■ Exercise goal ■
How many lines of the records below contain the word "name"? Answer with the number alone.

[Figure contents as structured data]

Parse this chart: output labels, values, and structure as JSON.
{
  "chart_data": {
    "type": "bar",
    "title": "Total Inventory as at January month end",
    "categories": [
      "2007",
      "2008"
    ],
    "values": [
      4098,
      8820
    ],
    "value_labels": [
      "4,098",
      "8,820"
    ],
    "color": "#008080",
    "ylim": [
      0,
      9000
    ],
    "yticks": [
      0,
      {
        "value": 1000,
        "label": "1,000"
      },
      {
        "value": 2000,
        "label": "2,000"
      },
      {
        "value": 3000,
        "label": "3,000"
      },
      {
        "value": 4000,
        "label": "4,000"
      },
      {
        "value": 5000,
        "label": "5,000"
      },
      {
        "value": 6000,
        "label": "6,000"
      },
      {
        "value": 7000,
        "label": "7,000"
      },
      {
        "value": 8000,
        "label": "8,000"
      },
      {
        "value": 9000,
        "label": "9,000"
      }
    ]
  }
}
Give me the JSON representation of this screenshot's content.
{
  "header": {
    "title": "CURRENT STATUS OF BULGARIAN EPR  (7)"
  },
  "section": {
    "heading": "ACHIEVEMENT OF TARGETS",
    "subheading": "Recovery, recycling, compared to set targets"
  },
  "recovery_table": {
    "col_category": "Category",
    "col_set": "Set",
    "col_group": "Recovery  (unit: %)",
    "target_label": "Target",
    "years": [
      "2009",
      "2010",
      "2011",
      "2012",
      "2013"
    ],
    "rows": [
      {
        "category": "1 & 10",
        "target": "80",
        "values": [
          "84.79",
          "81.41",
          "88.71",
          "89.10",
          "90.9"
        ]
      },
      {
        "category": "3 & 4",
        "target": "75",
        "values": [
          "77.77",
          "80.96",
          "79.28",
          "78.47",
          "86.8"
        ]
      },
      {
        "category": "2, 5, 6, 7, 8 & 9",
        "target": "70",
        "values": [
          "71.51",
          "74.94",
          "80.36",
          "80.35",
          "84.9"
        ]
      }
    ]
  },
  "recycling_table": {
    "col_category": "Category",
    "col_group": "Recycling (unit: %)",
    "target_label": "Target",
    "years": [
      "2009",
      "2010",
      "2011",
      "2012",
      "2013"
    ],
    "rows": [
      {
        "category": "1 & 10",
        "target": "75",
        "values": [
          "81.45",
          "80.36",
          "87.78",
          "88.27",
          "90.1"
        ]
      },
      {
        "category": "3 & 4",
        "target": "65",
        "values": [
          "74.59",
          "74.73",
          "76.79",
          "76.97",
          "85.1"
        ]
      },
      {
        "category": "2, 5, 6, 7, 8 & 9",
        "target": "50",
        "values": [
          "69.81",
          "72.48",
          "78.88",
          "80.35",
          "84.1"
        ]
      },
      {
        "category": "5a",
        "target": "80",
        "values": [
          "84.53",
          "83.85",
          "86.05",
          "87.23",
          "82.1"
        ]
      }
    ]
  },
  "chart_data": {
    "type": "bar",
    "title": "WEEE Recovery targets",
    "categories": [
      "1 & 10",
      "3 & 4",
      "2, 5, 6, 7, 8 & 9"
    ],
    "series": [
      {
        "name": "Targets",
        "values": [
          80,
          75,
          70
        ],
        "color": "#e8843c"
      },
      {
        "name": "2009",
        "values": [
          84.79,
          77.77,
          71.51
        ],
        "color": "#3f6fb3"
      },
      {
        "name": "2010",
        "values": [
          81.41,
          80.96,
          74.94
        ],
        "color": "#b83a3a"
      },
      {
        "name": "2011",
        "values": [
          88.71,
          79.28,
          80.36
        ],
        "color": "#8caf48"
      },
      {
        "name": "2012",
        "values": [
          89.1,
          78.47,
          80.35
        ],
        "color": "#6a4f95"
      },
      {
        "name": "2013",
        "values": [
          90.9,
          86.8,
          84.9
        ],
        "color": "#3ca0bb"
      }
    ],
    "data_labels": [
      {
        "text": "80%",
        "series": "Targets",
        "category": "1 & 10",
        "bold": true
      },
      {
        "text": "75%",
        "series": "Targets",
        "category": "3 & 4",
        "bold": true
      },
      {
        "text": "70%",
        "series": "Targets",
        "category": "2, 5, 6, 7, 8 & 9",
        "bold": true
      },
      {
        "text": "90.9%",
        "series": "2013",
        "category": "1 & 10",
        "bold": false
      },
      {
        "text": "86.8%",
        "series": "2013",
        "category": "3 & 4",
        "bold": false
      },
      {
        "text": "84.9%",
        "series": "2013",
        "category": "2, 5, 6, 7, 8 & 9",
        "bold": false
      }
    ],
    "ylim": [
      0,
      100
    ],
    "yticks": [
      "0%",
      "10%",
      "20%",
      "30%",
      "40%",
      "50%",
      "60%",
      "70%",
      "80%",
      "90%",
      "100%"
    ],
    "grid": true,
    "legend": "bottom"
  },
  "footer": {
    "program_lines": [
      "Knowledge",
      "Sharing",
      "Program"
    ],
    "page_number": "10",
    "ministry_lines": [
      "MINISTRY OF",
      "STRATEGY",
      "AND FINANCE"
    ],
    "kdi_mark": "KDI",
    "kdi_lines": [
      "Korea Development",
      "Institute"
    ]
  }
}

■ Final result ■
6